REQUEST »
Find every line in the records below that holds the word "Environmental", and copy it out.

── ENTRIES PROVIDED

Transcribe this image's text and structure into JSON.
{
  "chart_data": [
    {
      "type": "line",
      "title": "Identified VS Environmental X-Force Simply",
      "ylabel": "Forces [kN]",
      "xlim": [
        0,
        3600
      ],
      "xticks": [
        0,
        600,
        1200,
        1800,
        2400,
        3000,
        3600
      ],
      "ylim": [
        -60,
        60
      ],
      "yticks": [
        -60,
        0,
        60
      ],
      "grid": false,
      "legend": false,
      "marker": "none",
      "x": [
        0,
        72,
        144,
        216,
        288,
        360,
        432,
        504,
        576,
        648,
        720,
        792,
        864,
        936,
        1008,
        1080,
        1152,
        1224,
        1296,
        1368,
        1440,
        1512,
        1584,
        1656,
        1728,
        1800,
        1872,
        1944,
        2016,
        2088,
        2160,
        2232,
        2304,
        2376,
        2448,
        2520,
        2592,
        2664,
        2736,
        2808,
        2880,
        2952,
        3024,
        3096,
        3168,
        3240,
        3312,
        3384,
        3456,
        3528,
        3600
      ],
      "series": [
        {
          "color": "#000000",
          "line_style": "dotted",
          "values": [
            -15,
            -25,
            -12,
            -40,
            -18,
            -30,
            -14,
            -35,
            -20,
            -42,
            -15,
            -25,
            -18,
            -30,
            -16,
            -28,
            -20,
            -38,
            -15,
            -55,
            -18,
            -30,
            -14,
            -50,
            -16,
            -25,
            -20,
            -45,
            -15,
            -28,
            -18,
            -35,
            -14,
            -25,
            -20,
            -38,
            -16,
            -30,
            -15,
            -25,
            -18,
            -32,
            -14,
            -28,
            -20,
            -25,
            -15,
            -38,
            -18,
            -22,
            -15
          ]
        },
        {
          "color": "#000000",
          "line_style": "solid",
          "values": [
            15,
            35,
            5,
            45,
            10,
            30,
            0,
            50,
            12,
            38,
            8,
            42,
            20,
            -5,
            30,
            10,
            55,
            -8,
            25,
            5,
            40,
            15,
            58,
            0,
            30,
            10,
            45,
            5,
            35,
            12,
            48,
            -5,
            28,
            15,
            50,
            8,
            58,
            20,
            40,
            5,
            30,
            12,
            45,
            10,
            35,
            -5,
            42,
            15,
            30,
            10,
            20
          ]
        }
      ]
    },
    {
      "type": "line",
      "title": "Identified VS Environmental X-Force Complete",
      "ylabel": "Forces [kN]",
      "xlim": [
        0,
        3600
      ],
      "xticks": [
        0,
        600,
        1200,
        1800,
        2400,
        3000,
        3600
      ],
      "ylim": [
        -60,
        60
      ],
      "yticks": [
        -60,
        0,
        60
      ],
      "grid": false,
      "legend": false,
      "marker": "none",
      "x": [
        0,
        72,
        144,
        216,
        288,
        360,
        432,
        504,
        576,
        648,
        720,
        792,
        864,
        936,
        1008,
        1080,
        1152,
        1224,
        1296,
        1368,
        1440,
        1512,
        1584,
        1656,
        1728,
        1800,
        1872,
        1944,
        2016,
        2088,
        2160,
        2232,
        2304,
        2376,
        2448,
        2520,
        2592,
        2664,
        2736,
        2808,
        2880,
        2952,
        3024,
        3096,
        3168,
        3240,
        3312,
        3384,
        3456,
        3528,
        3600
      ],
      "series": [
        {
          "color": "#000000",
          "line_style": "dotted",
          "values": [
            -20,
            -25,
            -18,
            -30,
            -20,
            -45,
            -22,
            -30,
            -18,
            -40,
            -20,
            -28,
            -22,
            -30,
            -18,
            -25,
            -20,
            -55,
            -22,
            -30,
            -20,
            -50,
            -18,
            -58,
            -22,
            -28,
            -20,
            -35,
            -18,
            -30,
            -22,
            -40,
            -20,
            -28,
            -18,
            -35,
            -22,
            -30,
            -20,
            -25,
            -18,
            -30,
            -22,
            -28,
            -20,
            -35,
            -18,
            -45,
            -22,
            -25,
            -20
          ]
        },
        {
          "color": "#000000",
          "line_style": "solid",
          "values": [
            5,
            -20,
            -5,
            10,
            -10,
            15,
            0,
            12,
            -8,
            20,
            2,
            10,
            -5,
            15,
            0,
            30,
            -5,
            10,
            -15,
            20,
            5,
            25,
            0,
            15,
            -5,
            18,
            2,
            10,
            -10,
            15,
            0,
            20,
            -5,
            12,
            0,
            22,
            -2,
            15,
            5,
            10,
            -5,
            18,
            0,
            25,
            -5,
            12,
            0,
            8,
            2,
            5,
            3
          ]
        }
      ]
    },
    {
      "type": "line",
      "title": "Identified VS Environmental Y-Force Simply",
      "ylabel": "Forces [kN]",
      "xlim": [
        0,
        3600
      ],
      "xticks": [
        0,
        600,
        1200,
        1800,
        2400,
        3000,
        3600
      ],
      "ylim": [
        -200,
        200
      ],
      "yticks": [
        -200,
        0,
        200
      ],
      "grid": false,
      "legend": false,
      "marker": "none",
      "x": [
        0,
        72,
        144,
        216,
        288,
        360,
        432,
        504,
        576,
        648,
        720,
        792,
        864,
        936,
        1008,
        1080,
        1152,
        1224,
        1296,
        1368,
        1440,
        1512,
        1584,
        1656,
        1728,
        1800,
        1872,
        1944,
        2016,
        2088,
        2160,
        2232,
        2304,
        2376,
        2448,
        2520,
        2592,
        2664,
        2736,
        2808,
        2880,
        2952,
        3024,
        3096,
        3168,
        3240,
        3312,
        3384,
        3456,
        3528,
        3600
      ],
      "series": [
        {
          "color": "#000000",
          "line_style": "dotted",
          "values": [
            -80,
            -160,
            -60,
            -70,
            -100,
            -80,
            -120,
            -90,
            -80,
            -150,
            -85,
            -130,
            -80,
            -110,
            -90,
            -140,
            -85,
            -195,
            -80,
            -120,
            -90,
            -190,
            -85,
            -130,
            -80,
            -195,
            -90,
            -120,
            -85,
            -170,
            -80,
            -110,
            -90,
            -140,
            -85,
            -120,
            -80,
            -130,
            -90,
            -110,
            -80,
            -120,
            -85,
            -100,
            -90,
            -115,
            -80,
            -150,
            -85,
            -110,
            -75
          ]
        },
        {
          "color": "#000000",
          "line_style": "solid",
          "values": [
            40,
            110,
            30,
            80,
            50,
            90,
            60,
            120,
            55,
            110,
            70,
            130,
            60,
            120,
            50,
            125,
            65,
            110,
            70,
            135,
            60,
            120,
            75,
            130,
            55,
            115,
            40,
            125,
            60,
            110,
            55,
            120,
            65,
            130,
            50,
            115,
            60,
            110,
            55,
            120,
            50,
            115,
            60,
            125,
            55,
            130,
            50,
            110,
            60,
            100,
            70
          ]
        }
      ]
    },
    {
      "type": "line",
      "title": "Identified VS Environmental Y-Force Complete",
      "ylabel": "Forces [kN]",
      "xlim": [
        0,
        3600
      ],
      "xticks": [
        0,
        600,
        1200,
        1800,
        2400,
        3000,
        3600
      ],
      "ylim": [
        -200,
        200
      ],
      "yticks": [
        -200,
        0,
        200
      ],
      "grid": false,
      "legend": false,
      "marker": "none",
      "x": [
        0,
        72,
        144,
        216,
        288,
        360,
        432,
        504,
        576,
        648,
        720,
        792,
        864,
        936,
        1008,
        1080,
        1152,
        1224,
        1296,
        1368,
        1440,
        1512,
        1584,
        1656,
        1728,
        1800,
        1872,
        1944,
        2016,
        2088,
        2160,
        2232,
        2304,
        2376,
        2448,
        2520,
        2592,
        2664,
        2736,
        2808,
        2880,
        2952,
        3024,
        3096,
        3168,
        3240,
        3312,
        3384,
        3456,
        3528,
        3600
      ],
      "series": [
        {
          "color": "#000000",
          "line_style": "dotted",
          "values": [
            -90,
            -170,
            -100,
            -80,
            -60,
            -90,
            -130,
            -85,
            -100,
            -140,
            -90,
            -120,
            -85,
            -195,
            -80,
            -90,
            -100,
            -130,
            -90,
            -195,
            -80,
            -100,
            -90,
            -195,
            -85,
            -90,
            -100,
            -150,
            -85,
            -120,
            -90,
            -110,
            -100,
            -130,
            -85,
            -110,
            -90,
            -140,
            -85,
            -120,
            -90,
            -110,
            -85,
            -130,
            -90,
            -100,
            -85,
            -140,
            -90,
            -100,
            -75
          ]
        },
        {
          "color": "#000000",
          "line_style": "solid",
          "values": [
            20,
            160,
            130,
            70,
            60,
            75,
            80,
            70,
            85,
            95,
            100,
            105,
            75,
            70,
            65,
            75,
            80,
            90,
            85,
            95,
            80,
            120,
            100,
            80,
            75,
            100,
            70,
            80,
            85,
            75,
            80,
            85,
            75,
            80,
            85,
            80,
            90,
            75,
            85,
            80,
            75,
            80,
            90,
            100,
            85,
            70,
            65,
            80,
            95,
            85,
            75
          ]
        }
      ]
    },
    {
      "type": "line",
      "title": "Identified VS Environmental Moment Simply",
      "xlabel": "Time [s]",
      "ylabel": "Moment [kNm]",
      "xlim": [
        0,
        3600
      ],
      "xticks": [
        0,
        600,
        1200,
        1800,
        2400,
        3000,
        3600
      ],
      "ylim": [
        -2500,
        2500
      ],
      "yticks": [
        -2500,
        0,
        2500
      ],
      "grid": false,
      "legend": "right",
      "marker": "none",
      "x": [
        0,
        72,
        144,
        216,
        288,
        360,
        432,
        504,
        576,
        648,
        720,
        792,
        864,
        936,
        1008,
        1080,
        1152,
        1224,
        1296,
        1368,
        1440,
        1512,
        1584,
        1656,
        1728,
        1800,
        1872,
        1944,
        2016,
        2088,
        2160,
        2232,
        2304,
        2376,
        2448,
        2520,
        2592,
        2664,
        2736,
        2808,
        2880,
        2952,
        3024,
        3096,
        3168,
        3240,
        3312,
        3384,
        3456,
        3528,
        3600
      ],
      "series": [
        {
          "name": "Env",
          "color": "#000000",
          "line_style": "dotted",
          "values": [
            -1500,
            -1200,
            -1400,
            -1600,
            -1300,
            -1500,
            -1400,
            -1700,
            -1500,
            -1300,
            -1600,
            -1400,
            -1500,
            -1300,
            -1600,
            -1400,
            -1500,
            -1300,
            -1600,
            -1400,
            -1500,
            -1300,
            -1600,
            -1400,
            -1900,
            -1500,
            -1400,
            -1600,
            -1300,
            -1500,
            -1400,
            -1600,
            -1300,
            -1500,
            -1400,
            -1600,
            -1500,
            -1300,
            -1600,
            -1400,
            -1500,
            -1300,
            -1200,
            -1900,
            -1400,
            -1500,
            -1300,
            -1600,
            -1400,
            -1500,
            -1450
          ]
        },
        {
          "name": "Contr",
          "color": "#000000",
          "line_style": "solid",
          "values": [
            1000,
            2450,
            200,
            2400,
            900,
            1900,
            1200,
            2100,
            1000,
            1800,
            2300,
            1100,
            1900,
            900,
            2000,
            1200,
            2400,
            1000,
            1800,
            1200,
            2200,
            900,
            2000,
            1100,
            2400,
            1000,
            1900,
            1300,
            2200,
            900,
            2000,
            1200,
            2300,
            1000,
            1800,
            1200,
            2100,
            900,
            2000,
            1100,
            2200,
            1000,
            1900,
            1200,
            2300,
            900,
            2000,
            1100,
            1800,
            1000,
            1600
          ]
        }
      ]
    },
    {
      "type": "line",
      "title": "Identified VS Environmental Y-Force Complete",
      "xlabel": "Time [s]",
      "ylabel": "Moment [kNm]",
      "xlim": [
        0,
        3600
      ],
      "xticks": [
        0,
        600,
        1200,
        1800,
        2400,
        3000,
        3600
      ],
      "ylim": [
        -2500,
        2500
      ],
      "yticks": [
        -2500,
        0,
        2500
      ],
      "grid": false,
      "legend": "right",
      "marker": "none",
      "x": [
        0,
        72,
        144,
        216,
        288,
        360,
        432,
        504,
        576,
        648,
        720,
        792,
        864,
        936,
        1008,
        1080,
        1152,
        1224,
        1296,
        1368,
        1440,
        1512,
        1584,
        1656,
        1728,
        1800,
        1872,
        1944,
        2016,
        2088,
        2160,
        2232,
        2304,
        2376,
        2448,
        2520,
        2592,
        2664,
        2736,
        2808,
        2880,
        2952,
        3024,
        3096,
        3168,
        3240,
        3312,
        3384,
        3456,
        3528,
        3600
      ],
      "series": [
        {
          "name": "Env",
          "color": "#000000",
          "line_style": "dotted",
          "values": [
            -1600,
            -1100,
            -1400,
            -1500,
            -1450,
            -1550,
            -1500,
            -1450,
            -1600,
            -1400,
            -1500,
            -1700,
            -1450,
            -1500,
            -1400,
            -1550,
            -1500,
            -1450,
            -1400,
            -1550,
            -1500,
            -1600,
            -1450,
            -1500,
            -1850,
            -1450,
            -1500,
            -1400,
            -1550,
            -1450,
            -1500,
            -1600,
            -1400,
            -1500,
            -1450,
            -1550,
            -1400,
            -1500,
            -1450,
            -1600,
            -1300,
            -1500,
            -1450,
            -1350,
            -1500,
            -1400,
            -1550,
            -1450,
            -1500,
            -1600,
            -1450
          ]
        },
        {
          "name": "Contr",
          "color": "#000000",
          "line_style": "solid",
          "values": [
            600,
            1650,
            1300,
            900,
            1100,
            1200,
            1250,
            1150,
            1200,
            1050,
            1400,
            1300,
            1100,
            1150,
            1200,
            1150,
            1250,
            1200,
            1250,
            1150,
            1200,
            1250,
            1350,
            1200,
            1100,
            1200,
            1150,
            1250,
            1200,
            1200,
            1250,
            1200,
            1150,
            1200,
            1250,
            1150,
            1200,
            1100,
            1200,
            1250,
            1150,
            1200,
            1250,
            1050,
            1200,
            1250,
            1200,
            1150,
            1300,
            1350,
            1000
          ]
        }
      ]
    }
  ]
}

────

CORRECT ANSWER »
      "title": "Identified VS Environmental X-Force Simply",
      "title": "Identified VS Environmental X-Force Complete",
      "title": "Identified VS Environmental Y-Force Simply",
      "title": "Identified VS Environmental Y-Force Complete",
      "title": "Identified VS Environmental Moment Simply",
      "title": "Identified VS Environmental Y-Force Complete",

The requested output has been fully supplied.